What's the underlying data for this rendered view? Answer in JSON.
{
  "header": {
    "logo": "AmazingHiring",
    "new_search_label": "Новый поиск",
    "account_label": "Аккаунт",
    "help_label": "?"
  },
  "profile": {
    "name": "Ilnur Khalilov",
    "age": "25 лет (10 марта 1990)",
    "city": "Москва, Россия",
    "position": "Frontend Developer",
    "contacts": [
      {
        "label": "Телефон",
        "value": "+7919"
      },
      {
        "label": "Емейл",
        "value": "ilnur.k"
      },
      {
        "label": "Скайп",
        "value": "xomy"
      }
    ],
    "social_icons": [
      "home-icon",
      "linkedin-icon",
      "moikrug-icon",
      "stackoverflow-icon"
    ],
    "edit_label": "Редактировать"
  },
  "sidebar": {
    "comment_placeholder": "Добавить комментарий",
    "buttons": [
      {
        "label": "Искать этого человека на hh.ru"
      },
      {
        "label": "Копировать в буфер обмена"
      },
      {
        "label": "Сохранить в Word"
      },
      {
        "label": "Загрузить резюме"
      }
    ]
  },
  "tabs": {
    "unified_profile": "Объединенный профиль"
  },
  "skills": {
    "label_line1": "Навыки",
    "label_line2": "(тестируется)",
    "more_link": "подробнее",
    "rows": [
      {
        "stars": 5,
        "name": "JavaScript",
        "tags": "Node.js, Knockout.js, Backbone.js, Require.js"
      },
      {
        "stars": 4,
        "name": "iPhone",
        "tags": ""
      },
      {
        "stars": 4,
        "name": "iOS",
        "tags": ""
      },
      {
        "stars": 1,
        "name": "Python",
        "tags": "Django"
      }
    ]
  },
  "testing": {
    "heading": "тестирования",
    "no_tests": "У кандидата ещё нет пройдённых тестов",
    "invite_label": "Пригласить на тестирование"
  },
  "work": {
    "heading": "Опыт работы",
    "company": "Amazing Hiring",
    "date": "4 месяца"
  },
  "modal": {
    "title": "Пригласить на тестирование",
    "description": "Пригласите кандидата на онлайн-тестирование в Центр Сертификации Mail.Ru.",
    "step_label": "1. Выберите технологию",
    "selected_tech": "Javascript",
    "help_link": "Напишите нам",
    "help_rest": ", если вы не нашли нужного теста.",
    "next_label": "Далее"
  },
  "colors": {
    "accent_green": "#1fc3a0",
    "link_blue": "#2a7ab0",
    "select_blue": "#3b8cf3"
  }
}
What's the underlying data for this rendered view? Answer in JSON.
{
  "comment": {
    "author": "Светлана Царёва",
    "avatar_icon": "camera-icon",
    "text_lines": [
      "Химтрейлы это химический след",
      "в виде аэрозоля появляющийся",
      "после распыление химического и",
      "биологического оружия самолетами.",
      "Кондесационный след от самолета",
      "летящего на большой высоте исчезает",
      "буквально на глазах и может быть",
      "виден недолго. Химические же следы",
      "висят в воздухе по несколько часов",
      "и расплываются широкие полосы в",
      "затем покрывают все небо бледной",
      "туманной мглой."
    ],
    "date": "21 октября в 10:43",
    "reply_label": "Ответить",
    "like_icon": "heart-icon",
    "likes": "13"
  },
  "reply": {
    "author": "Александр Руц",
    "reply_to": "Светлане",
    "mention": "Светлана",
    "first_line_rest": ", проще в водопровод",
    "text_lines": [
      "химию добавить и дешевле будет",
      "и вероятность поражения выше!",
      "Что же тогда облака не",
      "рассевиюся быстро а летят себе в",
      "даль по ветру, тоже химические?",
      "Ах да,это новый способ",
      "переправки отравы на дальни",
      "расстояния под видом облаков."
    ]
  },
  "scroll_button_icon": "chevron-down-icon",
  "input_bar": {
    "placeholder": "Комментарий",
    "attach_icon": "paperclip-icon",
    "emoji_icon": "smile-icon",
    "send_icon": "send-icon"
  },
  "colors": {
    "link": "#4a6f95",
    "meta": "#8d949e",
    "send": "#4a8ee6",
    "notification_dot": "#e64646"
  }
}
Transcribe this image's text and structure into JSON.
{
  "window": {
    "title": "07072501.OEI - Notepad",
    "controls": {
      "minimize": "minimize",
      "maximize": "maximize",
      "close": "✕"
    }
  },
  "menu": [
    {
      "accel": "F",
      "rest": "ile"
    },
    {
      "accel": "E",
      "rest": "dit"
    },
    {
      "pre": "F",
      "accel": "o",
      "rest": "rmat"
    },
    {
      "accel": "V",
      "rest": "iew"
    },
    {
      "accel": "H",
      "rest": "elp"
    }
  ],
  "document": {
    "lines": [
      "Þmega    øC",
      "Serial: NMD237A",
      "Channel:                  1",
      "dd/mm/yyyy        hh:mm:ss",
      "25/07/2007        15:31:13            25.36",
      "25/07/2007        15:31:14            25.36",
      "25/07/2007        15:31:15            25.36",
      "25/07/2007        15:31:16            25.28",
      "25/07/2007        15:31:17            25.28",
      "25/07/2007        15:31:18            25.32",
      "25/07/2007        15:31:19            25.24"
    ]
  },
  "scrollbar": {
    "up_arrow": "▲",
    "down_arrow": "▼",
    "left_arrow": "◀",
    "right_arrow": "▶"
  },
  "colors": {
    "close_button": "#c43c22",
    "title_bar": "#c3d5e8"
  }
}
────────────────
• _TASK BRIEF_: Reproduce each entry from the records above, character for character.

• _REPLY_:
What's the underlying data for this rendered view? Answer in JSON.
{
  "header": {
    "logo": "AmazingHiring",
    "new_search_label": "Новый поиск",
    "account_label": "Аккаунт",
    "help_label": "?"
  },
  "profile": {
    "name": "Ilnur Khalilov",
    "age": "25 лет (10 марта 1990)",
    "city": "Москва, Россия",
    "position": "Frontend Developer",
    "contacts": [
      {
        "label": "Телефон",
        "value": "+7919"
      },
      {
        "label": "Емейл",
        "value": "ilnur.k"
      },
      {
        "label": "Скайп",
        "value": "xomy"
      }
    ],
    "social_icons": [
      "home-icon",
      "linkedin-icon",
      "moikrug-icon",
      "stackoverflow-icon"
    ],
    "edit_label": "Редактировать"
  },
  "sidebar": {
    "comment_placeholder": "Добавить комментарий",
    "buttons": [
      {
        "label": "Искать этого человека на hh.ru"
      },
      {
        "label": "Копировать в буфер обмена"
      },
      {
        "label": "Сохранить в Word"
      },
      {
        "label": "Загрузить резюме"
      }
    ]
  },
  "tabs": {
    "unified_profile": "Объединенный профиль"
  },
  "skills": {
    "label_line1": "Навыки",
    "label_line2": "(тестируется)",
    "more_link": "подробнее",
    "rows": [
      {
        "stars": 5,
        "name": "JavaScript",
        "tags": "Node.js, Knockout.js, Backbone.js, Require.js"
      },
      {
        "stars": 4,
        "name": "iPhone",
        "tags": ""
      },
      {
        "stars": 4,
        "name": "iOS",
        "tags": ""
      },
      {
        "stars": 1,
        "name": "Python",
        "tags": "Django"
      }
    ]
  },
  "testing": {
    "heading": "тестирования",
    "no_tests": "У кандидата ещё нет пройдённых тестов",
    "invite_label": "Пригласить на тестирование"
  },
  "work": {
    "heading": "Опыт работы",
    "company": "Amazing Hiring",
    "date": "4 месяца"
  },
  "modal": {
    "title": "Пригласить на тестирование",
    "description": "Пригласите кандидата на онлайн-тестирование в Центр Сертификации Mail.Ru.",
    "step_label": "1. Выберите технологию",
    "selected_tech": "Javascript",
    "help_link": "Напишите нам",
    "help_rest": ", если вы не нашли нужного теста.",
    "next_label": "Далее"
  },
  "colors": {
    "accent_green": "#1fc3a0",
    "link_blue": "#2a7ab0",
    "select_blue": "#3b8cf3"
  }
}
What's the underlying data for this rendered view? Answer in JSON.
{
  "comment": {
    "author": "Светлана Царёва",
    "avatar_icon": "camera-icon",
    "text_lines": [
      "Химтрейлы это химический след",
      "в виде аэрозоля появляющийся",
      "после распыление химического и",
      "биологического оружия самолетами.",
      "Кондесационный след от самолета",
      "летящего на большой высоте исчезает",
      "буквально на глазах и может быть",
      "виден недолго. Химические же следы",
      "висят в воздухе по несколько часов",
      "и расплываются широкие полосы в",
      "затем покрывают все небо бледной",
      "туманной мглой."
    ],
    "date": "21 октября в 10:43",
    "reply_label": "Ответить",
    "like_icon": "heart-icon",
    "likes": "13"
  },
  "reply": {
    "author": "Александр Руц",
    "reply_to": "Светлане",
    "mention": "Светлана",
    "first_line_rest": ", проще в водопровод",
    "text_lines": [
      "химию добавить и дешевле будет",
      "и вероятность поражения выше!",
      "Что же тогда облака не",
      "рассевиюся быстро а летят себе в",
      "даль по ветру, тоже химические?",
      "Ах да,это новый способ",
      "переправки отравы на дальни",
      "расстояния под видом облаков."
    ]
  },
  "scroll_button_icon": "chevron-down-icon",
  "input_bar": {
    "placeholder": "Комментарий",
    "attach_icon": "paperclip-icon",
    "emoji_icon": "smile-icon",
    "send_icon": "send-icon"
  },
  "colors": {
    "link": "#4a6f95",
    "meta": "#8d949e",
    "send": "#4a8ee6",
    "notification_dot": "#e64646"
  }
}
Transcribe this image's text and structure into JSON.
{
  "window": {
    "title": "07072501.OEI - Notepad",
    "controls": {
      "minimize": "minimize",
      "maximize": "maximize",
      "close": "✕"
    }
  },
  "menu": [
    {
      "accel": "F",
      "rest": "ile"
    },
    {
      "accel": "E",
      "rest": "dit"
    },
    {
      "pre": "F",
      "accel": "o",
      "rest": "rmat"
    },
    {
      "accel": "V",
      "rest": "iew"
    },
    {
      "accel": "H",
      "rest": "elp"
    }
  ],
  "document": {
    "lines": [
      "Þmega    øC",
      "Serial: NMD237A",
      "Channel:                  1",
      "dd/mm/yyyy        hh:mm:ss",
      "25/07/2007        15:31:13            25.36",
      "25/07/2007        15:31:14            25.36",
      "25/07/2007        15:31:15            25.36",
      "25/07/2007        15:31:16            25.28",
      "25/07/2007        15:31:17            25.28",
      "25/07/2007        15:31:18            25.32",
      "25/07/2007        15:31:19            25.24"
    ]
  },
  "scrollbar": {
    "up_arrow": "▲",
    "down_arrow": "▼",
    "left_arrow": "◀",
    "right_arrow": "▶"
  },
  "colors": {
    "close_button": "#c43c22",
    "title_bar": "#c3d5e8"
  }
}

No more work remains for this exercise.